■ THE EXERCISE ■
Show, in full, each line of the data that contains "text".

■ PROVIDED DATA ■
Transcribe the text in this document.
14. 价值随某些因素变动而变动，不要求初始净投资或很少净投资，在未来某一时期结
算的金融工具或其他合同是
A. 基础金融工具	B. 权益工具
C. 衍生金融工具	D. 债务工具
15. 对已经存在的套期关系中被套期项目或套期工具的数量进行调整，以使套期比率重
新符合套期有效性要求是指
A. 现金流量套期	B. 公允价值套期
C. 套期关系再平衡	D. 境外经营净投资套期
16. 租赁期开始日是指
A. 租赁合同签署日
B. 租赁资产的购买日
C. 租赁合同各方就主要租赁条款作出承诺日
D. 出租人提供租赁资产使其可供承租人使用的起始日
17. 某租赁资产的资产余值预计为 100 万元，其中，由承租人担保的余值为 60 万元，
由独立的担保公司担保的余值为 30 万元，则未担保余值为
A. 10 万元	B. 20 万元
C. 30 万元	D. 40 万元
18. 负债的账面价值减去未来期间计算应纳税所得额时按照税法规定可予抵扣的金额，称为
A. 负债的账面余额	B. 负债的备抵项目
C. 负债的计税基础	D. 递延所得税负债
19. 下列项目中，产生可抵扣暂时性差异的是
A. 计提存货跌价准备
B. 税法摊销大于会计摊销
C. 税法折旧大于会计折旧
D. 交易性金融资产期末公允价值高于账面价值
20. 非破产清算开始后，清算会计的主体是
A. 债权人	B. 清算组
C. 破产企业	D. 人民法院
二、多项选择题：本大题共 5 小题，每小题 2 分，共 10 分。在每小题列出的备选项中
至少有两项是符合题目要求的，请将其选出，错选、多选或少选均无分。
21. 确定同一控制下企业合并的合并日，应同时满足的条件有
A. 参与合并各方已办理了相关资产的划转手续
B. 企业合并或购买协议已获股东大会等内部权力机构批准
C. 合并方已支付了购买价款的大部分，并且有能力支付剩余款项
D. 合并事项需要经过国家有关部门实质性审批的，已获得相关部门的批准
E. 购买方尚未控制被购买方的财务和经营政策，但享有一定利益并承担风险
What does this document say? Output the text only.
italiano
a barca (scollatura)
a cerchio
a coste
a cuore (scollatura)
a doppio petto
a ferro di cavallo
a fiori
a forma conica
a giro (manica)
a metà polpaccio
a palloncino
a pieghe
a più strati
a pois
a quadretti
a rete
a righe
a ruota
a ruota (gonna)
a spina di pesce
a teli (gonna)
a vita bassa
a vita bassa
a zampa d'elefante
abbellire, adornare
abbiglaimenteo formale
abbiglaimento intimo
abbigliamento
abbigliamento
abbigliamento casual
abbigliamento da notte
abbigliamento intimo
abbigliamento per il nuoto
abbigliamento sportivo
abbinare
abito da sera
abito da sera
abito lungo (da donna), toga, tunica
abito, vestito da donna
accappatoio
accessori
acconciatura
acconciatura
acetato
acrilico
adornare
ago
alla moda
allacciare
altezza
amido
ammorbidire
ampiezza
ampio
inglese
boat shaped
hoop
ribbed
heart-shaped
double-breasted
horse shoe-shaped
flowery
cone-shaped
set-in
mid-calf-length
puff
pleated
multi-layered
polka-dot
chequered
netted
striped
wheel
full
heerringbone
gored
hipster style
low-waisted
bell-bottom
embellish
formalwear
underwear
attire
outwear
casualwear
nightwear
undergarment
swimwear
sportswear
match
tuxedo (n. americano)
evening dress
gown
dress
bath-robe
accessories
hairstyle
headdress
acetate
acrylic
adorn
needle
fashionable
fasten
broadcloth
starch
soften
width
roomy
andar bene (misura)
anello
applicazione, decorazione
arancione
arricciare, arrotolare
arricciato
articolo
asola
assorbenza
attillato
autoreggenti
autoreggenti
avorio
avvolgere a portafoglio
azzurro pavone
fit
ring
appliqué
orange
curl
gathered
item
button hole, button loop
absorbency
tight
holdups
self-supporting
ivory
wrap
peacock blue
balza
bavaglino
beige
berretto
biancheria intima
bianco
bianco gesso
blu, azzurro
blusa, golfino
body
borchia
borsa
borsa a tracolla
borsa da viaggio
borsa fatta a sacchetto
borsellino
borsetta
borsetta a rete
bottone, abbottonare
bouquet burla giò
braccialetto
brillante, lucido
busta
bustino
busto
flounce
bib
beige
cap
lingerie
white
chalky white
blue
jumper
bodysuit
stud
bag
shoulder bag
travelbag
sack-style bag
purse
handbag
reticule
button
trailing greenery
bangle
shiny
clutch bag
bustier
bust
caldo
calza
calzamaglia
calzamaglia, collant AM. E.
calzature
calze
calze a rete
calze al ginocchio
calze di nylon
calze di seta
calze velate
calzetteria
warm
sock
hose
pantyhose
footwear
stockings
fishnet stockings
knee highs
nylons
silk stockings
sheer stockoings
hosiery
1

■ COMPLETED TASK ■
Transcribe the text in this document.
What does this document say? Output the text only.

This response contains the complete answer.